▶ _EXERCISE BRIEF_
Scan the material that follows. Copy every line containing the word "Saint".

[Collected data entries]
.....
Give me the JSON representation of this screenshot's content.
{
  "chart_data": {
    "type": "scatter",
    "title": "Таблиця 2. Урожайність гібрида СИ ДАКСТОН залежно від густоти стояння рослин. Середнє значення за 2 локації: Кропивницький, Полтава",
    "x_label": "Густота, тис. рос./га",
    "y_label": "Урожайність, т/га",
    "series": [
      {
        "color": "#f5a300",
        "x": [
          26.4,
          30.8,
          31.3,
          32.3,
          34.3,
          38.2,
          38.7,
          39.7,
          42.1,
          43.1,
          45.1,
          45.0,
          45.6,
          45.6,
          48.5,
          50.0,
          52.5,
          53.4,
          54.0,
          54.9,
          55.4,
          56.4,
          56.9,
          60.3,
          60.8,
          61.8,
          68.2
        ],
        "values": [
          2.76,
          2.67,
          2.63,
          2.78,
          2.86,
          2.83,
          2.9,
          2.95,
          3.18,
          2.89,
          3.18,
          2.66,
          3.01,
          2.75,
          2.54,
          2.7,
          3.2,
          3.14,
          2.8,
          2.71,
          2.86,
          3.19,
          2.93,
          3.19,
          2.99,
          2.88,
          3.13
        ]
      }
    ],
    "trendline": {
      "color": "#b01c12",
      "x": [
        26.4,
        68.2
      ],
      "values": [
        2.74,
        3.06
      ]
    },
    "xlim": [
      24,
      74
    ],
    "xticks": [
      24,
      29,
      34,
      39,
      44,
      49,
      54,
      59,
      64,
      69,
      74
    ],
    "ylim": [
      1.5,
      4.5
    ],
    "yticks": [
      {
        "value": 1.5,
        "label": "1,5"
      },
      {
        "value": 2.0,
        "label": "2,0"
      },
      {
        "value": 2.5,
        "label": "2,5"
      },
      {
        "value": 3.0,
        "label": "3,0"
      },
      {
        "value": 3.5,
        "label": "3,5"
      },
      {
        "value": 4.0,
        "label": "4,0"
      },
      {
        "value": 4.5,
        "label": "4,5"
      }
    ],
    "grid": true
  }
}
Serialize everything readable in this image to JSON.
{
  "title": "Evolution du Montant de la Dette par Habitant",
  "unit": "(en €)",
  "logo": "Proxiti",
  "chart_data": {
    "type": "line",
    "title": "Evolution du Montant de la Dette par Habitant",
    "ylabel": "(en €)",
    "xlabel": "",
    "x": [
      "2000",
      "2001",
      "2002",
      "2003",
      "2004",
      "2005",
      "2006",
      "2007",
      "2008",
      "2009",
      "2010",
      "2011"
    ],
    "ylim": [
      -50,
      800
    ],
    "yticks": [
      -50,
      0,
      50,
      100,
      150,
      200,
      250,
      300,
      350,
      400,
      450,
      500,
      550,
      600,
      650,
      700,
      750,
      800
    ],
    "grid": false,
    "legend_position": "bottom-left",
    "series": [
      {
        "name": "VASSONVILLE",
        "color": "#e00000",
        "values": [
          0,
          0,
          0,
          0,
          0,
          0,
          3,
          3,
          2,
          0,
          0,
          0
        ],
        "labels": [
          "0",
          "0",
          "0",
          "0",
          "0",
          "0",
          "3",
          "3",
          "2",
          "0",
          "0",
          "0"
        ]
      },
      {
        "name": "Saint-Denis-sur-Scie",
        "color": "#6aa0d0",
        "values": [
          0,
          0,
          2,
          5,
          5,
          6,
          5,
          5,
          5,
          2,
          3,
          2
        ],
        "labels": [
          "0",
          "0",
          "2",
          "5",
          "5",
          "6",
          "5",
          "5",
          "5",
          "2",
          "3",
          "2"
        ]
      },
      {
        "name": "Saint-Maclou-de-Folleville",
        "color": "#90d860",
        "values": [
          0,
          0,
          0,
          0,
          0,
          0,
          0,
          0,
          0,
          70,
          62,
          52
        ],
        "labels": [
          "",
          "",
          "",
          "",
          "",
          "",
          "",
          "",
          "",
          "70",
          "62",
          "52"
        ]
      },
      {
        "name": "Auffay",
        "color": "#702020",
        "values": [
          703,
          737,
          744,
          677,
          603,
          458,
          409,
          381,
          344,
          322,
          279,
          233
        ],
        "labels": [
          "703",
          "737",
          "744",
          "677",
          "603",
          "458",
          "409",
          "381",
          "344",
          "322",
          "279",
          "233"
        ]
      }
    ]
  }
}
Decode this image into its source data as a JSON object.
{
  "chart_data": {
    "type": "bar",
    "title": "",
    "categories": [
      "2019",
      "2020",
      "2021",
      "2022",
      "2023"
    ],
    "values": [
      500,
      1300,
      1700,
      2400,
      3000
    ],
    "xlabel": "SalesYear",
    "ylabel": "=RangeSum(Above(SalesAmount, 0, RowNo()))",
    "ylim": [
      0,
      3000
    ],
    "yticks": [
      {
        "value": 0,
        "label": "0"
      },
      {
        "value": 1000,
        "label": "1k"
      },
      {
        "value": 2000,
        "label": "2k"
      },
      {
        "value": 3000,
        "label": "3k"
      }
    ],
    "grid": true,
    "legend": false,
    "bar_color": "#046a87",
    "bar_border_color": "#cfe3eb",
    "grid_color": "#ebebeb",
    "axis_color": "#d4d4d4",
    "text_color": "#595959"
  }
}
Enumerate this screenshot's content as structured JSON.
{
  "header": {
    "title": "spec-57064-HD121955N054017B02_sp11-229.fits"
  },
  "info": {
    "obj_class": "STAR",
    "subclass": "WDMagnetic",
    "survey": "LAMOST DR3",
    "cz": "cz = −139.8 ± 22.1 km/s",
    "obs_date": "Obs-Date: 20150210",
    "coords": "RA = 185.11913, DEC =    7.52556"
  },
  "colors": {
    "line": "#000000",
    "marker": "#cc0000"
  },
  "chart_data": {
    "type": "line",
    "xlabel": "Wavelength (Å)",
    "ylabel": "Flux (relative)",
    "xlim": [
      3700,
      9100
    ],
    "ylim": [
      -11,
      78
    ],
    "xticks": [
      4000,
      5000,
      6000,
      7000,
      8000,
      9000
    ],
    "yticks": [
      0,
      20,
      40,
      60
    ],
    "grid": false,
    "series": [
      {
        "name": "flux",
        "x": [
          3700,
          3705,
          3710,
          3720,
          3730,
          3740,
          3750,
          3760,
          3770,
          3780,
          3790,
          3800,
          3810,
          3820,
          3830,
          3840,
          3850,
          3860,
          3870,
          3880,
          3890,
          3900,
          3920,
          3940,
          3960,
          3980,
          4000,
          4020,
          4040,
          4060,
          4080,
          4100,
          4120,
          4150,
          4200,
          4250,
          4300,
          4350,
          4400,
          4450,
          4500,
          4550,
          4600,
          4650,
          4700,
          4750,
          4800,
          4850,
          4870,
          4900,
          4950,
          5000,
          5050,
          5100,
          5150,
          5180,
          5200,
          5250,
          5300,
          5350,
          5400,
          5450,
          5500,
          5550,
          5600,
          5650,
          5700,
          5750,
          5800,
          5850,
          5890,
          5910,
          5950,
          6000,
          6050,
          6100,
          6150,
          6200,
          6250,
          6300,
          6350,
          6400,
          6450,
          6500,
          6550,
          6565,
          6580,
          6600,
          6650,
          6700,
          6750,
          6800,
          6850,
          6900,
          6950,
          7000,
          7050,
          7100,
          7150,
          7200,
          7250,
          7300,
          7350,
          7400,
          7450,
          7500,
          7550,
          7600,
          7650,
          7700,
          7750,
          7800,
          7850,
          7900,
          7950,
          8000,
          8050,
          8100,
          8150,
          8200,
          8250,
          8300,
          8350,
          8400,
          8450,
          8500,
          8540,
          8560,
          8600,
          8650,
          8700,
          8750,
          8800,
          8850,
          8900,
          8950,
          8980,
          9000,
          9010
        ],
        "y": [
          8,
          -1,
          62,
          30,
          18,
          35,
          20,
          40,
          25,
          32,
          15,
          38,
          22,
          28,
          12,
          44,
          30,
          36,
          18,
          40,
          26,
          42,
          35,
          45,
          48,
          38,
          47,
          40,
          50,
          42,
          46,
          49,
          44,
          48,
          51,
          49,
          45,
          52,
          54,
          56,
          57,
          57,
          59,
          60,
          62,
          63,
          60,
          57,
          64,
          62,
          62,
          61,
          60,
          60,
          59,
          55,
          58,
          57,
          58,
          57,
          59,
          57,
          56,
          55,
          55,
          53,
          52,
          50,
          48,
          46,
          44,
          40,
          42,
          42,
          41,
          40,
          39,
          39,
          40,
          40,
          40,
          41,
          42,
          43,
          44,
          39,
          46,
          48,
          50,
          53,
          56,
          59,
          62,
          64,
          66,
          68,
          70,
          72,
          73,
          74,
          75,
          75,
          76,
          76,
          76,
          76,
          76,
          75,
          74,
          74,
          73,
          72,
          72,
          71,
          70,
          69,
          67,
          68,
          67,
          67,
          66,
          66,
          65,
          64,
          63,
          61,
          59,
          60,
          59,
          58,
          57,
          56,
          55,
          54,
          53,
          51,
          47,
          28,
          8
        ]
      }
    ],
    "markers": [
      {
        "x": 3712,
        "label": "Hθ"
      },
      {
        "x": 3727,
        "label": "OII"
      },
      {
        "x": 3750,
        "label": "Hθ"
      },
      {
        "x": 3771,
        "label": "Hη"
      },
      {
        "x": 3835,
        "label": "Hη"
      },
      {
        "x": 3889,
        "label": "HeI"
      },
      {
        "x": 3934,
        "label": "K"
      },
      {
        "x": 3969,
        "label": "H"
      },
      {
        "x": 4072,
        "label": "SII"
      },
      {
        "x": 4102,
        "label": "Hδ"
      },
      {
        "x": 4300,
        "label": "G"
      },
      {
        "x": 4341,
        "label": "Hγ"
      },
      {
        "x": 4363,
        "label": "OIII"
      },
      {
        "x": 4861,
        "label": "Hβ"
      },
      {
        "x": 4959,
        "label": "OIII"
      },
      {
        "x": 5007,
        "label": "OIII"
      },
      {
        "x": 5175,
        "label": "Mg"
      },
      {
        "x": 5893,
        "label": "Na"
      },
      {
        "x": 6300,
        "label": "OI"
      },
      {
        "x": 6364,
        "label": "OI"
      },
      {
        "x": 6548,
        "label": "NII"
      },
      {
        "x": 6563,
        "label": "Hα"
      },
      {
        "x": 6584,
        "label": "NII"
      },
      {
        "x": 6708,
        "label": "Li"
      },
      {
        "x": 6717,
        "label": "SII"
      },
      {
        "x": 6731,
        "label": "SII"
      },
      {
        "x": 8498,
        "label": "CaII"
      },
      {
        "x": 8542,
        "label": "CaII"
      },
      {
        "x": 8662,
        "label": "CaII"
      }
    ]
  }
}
.....
▶ _TASK SOLUTION_
        "name": "Saint-Denis-sur-Scie",
        "name": "Saint-Maclou-de-Folleville",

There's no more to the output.